WHAT IS ASKED => Find every line in the records below that contains the word "Large", and copy each such line.

EXTRACTED RECORDS =>
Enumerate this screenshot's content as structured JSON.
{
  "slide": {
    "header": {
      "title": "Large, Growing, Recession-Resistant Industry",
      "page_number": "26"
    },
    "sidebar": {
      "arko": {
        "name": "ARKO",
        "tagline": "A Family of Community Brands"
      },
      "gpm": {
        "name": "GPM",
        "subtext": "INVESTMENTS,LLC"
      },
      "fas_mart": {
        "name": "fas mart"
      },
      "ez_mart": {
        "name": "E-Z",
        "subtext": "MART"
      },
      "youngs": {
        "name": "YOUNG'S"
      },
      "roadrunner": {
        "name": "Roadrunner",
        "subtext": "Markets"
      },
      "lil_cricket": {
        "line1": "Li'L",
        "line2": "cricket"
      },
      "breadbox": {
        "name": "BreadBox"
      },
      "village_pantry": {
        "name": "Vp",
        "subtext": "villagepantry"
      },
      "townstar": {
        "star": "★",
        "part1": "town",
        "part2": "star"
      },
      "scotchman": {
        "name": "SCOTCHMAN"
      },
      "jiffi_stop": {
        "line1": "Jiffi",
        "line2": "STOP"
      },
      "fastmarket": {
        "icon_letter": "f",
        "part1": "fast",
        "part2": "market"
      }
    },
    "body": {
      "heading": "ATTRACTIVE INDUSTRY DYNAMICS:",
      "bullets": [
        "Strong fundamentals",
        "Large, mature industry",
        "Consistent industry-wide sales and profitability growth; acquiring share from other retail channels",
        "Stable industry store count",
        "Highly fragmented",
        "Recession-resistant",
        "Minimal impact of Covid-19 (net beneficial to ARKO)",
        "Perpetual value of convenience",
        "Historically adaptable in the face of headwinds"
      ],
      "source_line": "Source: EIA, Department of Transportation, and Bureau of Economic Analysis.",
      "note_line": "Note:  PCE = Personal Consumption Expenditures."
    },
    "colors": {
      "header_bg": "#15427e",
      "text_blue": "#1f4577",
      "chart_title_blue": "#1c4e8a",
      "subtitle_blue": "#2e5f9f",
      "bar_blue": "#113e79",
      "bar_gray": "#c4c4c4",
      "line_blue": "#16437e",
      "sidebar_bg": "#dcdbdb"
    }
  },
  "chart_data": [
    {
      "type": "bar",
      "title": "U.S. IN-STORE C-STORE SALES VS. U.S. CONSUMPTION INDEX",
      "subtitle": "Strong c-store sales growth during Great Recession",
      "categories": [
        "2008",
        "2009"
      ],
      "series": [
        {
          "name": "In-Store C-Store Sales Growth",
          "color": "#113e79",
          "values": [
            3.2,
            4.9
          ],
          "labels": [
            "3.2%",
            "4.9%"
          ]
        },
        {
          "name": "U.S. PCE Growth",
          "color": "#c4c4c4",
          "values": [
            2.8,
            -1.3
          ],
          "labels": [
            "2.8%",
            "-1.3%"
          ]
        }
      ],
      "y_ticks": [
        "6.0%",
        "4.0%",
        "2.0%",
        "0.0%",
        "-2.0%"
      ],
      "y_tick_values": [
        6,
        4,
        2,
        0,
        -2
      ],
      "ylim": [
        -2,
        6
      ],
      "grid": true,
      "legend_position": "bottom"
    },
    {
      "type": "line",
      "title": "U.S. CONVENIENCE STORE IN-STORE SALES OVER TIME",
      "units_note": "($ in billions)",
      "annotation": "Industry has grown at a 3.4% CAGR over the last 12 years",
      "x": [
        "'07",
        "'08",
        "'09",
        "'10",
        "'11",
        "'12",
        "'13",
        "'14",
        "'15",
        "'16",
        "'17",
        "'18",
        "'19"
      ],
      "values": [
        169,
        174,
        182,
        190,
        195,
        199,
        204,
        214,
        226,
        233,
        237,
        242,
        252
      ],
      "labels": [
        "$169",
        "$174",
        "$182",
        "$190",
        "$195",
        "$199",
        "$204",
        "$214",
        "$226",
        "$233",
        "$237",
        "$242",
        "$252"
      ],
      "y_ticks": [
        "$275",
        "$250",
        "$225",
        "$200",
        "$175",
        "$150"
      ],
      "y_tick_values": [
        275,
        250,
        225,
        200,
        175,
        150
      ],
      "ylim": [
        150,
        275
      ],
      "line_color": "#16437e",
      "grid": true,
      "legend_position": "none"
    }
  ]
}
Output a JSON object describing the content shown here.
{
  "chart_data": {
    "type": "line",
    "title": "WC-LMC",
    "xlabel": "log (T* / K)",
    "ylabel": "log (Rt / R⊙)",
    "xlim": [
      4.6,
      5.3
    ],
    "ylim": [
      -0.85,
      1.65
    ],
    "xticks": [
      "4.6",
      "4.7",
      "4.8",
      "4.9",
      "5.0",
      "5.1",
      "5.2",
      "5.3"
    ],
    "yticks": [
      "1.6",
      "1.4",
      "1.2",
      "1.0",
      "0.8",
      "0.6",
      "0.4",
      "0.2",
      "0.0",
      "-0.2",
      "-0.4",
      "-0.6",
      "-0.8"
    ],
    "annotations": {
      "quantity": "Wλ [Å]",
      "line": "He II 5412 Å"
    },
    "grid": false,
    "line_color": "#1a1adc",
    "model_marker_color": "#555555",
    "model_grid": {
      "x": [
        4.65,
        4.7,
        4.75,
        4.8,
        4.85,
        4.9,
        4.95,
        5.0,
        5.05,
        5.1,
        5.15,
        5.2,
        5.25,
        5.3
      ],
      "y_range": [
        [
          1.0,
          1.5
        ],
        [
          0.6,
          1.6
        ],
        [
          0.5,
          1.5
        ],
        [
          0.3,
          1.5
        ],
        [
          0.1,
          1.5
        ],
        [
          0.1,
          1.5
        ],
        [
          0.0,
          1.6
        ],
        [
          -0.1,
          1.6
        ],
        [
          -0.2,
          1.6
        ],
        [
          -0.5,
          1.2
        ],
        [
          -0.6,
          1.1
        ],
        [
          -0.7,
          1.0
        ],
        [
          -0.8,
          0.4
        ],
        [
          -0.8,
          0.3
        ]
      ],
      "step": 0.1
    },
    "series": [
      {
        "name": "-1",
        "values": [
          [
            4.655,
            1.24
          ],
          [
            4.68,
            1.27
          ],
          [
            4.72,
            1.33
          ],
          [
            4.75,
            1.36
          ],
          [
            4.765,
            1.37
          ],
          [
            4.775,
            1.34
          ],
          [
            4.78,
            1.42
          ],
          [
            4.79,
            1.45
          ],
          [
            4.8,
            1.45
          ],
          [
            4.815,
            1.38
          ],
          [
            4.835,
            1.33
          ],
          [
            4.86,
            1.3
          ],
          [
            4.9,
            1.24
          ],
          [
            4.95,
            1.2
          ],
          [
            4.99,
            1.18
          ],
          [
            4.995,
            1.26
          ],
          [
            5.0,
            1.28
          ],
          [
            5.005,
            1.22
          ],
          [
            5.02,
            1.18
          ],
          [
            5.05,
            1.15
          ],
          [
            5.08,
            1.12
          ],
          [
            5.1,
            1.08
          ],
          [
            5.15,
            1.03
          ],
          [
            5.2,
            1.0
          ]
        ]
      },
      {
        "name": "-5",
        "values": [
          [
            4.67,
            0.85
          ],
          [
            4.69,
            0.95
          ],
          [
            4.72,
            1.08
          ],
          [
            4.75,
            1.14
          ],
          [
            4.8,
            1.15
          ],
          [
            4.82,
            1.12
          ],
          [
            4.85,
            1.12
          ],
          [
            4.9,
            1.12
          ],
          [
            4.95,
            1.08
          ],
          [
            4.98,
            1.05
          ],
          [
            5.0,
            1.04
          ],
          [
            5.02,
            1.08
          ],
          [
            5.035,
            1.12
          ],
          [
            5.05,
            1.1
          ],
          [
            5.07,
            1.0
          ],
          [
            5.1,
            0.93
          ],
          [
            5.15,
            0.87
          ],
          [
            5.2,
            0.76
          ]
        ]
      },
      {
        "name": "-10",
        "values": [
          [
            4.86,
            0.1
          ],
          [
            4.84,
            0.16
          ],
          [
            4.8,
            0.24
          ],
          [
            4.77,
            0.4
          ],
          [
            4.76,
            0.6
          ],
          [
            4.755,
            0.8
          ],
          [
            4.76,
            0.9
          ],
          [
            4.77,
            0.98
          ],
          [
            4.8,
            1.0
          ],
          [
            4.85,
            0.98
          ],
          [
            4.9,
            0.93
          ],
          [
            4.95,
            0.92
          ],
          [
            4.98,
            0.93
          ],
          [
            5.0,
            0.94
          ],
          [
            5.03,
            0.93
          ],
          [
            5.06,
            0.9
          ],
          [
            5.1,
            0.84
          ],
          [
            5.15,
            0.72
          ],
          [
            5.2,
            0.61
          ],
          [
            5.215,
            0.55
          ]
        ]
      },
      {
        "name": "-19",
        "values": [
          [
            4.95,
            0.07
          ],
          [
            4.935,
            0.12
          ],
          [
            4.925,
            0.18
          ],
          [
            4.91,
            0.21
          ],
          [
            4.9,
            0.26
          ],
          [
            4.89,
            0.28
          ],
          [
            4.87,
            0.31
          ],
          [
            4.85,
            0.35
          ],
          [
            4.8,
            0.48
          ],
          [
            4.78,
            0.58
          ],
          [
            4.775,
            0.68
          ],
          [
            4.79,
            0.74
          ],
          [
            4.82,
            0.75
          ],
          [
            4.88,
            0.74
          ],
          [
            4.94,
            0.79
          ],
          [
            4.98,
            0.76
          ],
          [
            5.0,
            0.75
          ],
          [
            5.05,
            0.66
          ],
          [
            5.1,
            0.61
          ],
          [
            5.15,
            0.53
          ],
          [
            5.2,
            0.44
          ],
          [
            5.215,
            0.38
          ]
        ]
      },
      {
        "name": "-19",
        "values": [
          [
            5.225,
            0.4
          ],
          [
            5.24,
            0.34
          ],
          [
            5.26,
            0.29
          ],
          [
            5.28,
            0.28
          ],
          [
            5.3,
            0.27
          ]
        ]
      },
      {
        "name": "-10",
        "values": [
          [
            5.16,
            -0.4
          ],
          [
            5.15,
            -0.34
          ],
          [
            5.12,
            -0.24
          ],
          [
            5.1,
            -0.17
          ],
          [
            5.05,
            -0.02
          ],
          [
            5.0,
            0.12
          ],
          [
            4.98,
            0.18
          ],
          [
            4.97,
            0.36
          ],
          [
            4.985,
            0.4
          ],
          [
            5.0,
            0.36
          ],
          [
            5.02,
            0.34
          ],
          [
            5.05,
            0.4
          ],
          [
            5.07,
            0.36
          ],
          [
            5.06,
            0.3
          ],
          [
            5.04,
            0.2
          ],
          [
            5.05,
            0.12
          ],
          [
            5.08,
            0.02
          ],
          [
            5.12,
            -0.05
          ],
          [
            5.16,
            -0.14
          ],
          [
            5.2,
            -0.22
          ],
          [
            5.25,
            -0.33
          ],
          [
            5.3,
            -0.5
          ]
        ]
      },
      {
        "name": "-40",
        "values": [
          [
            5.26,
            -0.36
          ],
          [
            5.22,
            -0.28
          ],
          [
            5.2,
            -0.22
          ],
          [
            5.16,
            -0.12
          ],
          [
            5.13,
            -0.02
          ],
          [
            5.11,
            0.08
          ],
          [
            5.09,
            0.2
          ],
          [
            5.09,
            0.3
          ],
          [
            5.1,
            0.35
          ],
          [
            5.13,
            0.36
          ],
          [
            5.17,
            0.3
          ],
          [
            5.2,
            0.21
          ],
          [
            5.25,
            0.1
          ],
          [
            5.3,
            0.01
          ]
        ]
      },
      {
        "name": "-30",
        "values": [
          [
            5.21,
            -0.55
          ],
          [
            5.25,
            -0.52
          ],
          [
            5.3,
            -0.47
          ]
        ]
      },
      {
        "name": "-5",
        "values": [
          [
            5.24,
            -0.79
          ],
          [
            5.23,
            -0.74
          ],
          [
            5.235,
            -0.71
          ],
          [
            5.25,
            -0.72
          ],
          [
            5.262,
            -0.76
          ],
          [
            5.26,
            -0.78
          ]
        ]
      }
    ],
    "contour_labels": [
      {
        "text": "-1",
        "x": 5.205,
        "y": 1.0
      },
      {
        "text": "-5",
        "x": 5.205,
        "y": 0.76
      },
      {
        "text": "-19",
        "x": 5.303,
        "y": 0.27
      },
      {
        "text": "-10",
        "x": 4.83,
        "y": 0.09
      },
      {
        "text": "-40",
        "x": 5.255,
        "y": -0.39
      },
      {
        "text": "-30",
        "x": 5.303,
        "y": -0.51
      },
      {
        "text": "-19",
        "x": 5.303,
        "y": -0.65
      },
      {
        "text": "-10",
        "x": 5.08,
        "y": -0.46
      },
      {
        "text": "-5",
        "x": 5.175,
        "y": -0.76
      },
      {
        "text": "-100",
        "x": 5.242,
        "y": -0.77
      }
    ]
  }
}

WRITTEN REPLY =>
      "title": "Large, Growing, Recession-Resistant Industry",
        "Large, mature industry",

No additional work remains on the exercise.